>> START

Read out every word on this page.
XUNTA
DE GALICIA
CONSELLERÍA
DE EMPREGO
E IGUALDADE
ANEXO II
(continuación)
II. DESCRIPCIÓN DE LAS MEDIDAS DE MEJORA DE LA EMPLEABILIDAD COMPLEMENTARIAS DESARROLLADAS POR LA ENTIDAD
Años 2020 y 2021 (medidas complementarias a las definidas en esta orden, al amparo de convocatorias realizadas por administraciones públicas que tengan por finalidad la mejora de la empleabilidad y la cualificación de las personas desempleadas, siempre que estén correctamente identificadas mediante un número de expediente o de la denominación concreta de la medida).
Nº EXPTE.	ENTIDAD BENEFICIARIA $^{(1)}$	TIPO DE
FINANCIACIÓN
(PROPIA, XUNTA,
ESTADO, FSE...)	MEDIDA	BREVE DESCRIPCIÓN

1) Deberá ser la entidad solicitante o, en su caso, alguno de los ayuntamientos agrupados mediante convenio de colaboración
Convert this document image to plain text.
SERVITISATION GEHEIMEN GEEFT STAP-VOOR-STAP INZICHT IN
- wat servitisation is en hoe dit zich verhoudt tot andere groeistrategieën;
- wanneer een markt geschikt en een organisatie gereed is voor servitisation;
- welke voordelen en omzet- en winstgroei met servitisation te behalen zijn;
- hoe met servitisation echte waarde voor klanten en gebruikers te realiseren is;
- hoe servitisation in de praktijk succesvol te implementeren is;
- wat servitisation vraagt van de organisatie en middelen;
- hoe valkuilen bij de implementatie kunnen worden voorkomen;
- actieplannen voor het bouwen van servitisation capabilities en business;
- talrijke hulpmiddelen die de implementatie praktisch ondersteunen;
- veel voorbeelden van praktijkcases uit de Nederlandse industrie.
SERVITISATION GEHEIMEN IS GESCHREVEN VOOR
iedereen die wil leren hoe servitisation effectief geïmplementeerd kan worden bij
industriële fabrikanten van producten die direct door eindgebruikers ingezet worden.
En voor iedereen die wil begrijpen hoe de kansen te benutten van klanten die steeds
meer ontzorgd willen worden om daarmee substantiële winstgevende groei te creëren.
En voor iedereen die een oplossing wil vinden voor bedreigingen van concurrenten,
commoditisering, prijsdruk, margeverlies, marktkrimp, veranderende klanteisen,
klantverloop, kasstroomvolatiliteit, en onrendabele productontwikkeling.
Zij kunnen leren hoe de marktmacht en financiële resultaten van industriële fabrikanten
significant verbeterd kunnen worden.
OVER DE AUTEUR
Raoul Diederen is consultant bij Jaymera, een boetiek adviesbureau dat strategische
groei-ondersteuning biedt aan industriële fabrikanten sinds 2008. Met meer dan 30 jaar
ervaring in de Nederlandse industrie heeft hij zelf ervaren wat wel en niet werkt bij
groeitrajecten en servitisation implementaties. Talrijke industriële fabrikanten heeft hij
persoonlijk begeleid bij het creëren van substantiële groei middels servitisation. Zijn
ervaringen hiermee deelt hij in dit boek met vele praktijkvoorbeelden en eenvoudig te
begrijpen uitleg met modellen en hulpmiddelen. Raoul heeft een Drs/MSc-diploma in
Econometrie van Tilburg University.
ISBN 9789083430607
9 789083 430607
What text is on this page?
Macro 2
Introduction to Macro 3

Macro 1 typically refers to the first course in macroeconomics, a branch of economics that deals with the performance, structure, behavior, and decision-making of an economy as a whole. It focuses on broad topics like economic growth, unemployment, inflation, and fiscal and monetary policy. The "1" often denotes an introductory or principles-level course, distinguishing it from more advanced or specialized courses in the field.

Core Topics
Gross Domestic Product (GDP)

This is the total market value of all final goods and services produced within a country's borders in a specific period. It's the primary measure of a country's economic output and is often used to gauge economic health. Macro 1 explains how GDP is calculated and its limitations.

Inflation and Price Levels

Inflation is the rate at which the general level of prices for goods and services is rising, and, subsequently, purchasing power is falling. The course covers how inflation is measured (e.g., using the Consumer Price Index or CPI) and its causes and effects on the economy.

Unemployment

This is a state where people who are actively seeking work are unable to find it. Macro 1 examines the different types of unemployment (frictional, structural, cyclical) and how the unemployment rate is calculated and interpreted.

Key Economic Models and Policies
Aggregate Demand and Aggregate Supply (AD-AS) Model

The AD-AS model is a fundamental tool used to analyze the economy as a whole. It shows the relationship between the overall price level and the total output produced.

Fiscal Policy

>> END

Only the number is wanted: count the lines of the records that hold the word "Nederlandse".

> Worked solution: 2